→ 作業項目 A:
抜粋のうち「教員の自殺の件で問題なのは」で始まる段落を、主な事実を残したまま箇条書きに書き直しなさい。
→ 作業項目 B:
抜粋から、「結束してると思ってる(思わされてる?)のは」で始まり「じ構図があるように思います。」で終わる部分をそのまま書き写しなさい。

→ 提供された抜粋:
#####
ホントはね、勤務医は労働組合に結集すべきなんですよ、だって彼らは給与生活者なのだから。開業医とは階級的利害が一致するはずはないのでね。
ところがそこが専門職のすごいところで、医師国家試験を通った医師という「身分」は、階級対立を超えて彼らを結束させるんですな。

投稿: hamachan | 2006年11月 2日 (木) 17時50分

>勤務医は労働組合に結集すべきなんですよ、
>だって彼らは給与生活者なのだから。開業
>医とは階級的利害が一致するはずはないの
>でね。
そりゃ、そうですよね

>医師国家試験を通った医師という「身分」は、
>階級対立を超えて彼らを結束させるんですな。
結束してると思ってる(思わされてる?)のは
勤務医の方だけだったりして。似たような話は
他にもありそう

投稿: ふま | 2006年11月 2日 (木) 17時59分

教員の自殺の件で問題なのは
音楽の教師に国語や家庭を担当させたという点ではないでしょうか。
問題の中学校が小規模校ということで教員免許がなくても合法ではあるようですけども、企業で行なわれたリストラと同じ構図があるように思います。
#####
→ 提供された一覧:
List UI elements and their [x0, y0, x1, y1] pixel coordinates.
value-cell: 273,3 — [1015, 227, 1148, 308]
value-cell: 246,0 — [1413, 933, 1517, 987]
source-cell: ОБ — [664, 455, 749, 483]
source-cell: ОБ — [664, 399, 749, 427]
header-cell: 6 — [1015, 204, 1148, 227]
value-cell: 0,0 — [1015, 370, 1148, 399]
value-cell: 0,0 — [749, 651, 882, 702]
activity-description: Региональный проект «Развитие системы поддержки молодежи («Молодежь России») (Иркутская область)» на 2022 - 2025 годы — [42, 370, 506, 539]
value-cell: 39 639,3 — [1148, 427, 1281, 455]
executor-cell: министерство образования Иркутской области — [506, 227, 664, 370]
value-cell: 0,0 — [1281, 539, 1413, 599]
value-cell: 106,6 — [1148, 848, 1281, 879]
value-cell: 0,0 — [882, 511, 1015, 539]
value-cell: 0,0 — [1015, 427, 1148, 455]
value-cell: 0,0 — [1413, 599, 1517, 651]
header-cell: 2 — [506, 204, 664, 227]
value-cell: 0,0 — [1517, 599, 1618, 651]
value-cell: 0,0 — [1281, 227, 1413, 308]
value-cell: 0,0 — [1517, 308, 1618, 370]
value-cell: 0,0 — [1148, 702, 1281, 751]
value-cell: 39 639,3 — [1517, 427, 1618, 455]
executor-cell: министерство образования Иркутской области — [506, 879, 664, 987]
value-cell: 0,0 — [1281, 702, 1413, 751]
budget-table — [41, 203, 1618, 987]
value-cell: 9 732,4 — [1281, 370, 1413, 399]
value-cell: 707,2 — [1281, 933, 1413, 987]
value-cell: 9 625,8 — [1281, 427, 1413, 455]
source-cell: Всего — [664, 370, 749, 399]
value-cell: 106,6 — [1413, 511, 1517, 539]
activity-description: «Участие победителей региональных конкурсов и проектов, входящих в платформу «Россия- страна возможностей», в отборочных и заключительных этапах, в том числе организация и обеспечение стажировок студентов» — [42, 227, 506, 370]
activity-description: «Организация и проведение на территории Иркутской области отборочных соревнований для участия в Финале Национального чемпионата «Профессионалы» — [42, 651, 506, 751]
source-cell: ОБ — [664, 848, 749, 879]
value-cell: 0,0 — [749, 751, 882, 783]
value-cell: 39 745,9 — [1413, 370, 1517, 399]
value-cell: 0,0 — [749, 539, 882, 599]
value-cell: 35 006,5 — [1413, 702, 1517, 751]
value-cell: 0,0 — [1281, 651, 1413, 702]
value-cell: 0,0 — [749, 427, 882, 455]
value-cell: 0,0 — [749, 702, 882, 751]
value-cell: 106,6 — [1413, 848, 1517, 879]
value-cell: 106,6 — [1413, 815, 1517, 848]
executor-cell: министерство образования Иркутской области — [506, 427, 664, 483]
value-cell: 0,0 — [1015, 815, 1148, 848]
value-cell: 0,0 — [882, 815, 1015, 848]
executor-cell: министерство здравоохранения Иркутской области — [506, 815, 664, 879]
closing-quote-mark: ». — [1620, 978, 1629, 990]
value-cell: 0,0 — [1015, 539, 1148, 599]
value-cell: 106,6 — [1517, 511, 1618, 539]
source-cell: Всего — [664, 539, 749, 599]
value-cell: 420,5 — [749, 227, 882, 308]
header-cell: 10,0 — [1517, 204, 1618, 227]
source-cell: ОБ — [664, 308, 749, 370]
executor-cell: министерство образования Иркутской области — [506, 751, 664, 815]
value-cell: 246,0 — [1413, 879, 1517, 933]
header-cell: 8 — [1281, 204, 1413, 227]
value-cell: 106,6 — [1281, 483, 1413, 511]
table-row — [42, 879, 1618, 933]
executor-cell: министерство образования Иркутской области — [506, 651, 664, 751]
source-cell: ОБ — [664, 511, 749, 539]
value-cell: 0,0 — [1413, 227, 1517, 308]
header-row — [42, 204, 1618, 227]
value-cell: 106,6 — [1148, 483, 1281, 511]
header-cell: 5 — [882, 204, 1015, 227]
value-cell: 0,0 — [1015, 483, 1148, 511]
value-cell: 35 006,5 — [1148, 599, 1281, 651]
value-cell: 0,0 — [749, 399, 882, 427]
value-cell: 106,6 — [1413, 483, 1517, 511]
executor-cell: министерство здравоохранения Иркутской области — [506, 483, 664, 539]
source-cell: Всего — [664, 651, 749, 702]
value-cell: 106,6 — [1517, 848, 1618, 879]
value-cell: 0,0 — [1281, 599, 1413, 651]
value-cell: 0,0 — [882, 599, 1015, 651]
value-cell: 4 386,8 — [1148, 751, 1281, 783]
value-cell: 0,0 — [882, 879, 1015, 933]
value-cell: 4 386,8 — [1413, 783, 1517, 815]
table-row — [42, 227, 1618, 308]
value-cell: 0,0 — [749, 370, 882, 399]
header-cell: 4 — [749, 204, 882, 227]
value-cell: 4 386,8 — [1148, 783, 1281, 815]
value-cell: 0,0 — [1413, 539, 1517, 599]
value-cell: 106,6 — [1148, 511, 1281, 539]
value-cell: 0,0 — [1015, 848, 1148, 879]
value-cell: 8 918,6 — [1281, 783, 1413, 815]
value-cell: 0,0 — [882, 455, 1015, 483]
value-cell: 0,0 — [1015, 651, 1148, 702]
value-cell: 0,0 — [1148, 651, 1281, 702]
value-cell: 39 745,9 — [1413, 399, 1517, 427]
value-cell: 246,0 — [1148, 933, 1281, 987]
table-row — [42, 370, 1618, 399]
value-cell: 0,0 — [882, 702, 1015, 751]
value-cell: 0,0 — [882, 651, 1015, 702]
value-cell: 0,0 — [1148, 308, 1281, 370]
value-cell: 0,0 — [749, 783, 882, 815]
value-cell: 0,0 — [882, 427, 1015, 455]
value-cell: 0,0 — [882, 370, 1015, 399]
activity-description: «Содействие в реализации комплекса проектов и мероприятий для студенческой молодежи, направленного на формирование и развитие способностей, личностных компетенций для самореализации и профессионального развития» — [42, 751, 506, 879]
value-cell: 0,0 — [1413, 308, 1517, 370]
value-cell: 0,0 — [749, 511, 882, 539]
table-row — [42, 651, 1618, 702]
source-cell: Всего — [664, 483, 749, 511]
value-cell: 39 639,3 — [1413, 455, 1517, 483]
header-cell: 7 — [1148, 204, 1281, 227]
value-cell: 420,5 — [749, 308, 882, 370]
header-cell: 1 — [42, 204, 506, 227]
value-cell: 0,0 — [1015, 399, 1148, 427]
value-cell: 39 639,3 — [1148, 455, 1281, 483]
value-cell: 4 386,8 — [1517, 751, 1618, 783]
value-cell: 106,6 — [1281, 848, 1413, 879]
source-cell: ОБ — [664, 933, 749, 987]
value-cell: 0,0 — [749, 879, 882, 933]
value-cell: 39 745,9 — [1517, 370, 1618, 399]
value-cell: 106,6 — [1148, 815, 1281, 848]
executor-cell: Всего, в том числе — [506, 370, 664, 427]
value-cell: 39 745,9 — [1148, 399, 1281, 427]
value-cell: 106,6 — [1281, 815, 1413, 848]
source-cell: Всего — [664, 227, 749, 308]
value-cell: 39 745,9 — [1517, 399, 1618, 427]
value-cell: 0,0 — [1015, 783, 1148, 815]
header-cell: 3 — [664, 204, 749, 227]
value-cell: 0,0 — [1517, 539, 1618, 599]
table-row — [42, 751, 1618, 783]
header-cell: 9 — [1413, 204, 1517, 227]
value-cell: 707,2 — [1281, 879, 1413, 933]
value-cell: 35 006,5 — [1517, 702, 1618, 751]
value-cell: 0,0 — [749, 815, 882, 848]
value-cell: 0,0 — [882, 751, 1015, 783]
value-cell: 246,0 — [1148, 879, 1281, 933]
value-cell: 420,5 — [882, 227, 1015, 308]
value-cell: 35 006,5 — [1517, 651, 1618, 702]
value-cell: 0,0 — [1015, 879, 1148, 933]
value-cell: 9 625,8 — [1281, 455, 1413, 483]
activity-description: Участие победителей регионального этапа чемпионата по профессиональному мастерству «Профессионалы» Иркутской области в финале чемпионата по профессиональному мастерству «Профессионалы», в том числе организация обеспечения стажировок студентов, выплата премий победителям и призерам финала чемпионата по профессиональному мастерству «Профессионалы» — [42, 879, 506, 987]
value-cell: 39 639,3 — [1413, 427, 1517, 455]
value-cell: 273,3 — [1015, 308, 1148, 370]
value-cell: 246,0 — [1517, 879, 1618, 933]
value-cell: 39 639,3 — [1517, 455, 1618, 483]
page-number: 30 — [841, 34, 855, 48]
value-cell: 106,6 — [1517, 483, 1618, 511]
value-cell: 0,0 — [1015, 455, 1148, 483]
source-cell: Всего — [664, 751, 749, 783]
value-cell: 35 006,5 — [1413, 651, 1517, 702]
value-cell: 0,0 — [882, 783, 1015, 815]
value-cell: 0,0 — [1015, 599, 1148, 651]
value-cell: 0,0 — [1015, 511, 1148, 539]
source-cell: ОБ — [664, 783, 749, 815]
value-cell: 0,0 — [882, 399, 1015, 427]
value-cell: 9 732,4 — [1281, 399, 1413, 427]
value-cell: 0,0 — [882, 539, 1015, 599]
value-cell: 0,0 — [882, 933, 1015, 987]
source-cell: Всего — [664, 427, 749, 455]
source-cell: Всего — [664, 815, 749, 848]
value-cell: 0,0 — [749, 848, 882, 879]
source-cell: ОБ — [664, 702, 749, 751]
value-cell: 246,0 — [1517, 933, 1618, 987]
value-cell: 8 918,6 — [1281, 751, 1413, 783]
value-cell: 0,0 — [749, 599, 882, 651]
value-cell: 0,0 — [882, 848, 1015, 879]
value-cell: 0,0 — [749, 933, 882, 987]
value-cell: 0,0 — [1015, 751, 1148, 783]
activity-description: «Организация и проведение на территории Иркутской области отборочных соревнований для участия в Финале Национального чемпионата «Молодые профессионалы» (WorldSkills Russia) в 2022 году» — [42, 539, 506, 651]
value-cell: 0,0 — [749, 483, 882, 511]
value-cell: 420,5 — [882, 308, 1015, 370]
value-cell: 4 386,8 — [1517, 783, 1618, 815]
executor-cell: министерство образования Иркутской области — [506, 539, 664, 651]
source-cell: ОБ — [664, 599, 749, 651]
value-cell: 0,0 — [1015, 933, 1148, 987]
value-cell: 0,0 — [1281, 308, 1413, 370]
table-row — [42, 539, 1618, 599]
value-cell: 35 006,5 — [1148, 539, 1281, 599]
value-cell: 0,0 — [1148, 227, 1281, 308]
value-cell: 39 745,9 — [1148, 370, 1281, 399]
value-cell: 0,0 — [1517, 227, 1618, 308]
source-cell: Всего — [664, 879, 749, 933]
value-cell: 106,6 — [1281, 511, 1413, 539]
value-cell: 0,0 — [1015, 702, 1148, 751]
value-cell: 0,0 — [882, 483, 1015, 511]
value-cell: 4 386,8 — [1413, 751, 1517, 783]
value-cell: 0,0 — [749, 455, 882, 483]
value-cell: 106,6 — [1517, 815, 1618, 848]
#####
→ 作業への回答 A:
- 教員の自殺の件で問題なのは、音楽の教師に国語や家庭を担当させた点ではないか。
- 問題の中学校は小規模校なので、教員免許がなくても合法ではあるようだ。
- 企業で行なわれたリストラと同じ構図があるように思う。

→ 作業への回答 B:
結束してると思ってる(思わされてる?)のは
勤務医の方だけだったりして。似たような話は
他にもありそう

投稿: ふま | 2006年11月 2日 (木) 17時59分

教員の自殺の件で問題なのは
音楽の教師に国語や家庭を担当させたという点ではないでしょうか。
問題の中学校が小規模校ということで教員免許がなくても合法ではあるようですけども、企業で行なわれたリストラと同じ構図があるように思います。